>> start Dataset rows

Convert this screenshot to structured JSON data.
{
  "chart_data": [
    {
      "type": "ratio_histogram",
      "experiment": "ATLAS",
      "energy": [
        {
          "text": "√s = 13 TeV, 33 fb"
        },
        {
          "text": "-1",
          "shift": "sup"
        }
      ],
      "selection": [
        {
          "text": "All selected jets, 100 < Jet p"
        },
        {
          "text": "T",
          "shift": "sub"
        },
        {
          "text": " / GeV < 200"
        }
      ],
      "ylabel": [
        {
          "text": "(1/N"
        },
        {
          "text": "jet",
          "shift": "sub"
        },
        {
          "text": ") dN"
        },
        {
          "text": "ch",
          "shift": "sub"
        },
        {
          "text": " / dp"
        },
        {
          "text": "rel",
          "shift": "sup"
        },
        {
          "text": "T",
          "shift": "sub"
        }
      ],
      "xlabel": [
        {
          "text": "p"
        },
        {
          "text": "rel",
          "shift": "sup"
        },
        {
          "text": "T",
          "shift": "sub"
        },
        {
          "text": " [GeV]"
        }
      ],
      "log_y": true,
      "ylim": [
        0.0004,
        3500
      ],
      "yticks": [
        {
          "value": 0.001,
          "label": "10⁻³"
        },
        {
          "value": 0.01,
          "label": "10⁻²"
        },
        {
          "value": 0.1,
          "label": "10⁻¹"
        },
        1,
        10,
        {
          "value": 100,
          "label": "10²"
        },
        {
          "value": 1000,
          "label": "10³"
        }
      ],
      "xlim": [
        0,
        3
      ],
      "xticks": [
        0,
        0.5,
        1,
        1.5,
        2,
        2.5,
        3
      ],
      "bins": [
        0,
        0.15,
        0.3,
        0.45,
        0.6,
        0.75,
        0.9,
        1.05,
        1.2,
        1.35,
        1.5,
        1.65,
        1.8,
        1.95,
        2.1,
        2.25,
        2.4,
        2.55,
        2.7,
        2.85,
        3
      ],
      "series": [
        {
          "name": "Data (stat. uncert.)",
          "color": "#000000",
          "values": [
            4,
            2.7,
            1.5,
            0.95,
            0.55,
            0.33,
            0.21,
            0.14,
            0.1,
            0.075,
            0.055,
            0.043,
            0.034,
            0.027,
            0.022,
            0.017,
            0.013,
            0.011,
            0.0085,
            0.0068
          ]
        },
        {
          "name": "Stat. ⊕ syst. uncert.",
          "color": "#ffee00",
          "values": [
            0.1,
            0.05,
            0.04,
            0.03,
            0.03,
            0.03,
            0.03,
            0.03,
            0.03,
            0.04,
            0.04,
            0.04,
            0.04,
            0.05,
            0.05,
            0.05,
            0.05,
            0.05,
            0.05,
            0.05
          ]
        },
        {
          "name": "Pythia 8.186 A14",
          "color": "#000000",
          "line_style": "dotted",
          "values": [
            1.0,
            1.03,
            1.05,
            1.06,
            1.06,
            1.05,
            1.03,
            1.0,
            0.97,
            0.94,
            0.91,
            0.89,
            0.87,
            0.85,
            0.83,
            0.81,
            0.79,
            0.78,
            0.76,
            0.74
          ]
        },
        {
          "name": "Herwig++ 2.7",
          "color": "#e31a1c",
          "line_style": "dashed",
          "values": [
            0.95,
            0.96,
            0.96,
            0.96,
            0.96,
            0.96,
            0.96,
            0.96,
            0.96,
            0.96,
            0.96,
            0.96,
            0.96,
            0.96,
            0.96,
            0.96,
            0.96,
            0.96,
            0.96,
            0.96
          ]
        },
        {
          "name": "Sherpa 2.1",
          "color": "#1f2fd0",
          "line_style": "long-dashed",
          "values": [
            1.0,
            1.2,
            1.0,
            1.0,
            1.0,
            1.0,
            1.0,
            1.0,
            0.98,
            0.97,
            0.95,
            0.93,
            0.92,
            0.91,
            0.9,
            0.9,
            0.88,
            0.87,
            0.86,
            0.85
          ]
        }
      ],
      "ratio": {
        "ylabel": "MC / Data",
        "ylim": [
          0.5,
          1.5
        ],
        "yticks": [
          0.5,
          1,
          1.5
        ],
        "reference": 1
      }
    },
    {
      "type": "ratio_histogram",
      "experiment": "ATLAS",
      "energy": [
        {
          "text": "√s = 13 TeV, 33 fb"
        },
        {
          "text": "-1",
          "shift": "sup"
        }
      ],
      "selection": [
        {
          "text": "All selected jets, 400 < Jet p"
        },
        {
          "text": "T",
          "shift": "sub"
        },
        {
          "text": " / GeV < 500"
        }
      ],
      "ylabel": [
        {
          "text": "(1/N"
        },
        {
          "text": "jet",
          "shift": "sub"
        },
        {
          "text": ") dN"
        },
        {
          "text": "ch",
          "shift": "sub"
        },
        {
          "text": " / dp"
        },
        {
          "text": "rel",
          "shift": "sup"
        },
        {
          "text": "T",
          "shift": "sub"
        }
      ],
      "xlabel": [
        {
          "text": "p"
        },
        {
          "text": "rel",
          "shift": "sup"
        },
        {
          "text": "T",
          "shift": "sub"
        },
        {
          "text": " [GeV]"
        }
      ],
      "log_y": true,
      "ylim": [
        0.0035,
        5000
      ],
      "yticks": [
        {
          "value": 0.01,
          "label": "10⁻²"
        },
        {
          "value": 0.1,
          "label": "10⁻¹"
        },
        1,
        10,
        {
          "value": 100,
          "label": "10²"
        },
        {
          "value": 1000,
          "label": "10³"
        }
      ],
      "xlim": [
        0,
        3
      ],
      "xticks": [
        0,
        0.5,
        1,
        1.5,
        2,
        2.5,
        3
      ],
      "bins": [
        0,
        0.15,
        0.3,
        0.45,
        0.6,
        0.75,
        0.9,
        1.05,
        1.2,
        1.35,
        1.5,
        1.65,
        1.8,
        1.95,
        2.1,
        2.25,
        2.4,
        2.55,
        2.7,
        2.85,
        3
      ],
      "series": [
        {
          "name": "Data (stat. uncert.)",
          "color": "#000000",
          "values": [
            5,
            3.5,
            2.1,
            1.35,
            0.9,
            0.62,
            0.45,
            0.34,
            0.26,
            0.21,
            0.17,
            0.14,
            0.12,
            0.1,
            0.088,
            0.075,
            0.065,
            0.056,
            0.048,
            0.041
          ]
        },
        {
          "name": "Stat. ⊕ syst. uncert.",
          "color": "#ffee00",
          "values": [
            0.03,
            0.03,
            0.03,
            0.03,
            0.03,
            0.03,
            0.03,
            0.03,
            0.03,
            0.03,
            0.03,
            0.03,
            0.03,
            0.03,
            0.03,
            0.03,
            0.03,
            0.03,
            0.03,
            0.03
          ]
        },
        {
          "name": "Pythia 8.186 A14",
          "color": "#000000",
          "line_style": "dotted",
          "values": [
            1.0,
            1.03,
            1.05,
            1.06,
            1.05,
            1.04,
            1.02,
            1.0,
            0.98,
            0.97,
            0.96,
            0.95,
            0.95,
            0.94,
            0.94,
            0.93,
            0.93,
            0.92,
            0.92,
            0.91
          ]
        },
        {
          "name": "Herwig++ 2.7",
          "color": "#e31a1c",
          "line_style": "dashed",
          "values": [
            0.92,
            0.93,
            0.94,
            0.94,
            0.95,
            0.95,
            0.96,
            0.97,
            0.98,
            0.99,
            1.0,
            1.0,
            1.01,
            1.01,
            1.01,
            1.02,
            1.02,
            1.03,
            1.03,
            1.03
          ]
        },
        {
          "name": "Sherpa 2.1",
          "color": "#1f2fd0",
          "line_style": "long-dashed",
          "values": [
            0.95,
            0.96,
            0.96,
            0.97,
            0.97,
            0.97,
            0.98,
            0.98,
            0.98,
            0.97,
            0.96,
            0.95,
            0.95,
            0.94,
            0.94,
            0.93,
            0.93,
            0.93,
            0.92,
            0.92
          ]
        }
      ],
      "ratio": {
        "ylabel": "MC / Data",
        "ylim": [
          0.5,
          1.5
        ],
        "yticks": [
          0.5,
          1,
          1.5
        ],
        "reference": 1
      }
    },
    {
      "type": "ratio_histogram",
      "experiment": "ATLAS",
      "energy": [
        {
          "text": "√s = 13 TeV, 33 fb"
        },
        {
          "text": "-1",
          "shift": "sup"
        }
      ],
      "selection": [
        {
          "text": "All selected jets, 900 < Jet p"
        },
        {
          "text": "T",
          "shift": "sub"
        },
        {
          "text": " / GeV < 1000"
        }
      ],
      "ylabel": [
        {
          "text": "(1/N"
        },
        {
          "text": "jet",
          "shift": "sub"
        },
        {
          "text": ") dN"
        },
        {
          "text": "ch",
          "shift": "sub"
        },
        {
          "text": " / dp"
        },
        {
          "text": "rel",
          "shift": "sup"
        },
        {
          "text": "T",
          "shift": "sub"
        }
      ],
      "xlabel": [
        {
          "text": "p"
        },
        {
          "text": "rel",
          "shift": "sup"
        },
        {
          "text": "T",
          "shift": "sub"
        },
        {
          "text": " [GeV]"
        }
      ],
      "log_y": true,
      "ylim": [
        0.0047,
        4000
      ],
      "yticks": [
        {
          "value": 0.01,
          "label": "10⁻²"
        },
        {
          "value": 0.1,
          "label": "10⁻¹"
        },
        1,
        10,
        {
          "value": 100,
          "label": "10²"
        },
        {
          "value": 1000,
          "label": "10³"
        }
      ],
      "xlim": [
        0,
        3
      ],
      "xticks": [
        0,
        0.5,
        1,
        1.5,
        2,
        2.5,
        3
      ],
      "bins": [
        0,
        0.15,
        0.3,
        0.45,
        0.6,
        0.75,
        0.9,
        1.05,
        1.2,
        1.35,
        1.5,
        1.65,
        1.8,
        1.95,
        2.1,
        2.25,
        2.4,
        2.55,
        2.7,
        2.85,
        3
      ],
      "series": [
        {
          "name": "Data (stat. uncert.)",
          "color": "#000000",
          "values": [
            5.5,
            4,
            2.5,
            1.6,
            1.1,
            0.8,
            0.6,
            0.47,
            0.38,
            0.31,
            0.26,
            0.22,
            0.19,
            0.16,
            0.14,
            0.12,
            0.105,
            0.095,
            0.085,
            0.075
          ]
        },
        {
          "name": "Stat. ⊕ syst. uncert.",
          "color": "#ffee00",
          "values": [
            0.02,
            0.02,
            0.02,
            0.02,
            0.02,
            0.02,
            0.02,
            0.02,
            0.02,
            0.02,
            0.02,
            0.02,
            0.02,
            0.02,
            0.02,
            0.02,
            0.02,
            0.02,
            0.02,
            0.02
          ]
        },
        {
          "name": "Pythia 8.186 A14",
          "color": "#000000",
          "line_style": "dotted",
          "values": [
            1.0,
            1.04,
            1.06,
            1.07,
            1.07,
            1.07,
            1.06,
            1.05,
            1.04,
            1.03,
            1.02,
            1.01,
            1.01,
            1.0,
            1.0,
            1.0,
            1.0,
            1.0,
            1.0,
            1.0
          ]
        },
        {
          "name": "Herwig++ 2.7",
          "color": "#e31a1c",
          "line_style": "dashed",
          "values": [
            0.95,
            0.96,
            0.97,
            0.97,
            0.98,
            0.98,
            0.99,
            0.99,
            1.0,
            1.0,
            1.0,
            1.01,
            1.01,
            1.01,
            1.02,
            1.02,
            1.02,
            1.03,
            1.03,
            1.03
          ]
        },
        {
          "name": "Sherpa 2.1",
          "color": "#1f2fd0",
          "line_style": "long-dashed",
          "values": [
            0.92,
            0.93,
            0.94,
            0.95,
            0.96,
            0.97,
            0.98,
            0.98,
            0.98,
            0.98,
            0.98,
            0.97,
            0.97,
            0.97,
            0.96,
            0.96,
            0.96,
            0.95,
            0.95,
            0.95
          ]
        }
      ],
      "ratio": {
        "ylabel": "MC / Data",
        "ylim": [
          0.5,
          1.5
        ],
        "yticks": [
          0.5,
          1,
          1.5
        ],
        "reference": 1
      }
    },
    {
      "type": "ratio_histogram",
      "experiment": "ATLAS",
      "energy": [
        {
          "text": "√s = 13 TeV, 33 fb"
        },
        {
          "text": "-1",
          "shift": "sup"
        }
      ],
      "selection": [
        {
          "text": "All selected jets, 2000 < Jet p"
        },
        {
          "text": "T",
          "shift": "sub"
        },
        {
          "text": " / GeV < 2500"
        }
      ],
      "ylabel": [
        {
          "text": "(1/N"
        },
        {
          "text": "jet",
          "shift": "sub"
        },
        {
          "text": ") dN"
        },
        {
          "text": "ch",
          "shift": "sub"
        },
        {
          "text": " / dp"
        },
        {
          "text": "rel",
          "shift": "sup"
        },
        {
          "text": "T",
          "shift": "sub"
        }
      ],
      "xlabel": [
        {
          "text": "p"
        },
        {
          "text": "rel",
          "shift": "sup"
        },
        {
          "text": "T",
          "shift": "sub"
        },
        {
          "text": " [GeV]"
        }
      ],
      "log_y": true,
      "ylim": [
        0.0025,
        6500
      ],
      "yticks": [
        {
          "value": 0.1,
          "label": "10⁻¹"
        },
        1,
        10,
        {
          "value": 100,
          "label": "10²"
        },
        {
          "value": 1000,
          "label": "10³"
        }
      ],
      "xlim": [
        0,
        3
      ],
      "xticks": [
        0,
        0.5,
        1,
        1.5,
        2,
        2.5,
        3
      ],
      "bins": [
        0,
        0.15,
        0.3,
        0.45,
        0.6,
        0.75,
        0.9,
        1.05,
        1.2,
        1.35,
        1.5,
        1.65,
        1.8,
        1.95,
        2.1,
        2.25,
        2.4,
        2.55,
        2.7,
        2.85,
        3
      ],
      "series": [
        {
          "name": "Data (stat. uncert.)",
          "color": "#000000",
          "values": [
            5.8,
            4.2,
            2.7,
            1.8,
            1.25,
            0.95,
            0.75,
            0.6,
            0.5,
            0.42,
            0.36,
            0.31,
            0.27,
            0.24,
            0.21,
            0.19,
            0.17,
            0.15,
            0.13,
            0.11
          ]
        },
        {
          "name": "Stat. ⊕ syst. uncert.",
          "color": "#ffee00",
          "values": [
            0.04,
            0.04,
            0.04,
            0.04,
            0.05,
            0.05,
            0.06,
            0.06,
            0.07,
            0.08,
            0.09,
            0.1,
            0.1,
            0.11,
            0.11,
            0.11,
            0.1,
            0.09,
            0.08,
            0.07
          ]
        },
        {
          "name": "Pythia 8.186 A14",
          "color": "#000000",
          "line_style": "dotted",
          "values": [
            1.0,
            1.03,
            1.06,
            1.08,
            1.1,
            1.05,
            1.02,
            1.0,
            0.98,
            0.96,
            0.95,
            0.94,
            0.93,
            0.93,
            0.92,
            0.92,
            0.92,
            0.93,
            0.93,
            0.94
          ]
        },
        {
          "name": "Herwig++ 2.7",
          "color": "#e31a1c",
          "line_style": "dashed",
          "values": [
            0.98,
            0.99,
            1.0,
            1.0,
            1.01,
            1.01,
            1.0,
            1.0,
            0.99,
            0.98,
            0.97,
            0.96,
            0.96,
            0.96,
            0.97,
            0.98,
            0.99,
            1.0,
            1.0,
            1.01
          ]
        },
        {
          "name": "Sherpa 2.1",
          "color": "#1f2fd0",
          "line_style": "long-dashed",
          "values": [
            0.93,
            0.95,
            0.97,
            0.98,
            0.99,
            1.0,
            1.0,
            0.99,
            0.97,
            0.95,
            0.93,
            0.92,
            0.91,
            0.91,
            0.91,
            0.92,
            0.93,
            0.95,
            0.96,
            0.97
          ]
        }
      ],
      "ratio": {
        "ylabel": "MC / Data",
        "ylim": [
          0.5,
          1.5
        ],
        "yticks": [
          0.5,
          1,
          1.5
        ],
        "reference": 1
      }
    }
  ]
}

>> end Dataset rows

-- Aim --
Search the preceding listing for the word "jets" and pull out every line that holds it.

-- The output --
          "text": "All selected jets, 100 < Jet p"
          "text": "All selected jets, 400 < Jet p"
          "text": "All selected jets, 900 < Jet p"
          "text": "All selected jets, 2000 < Jet p"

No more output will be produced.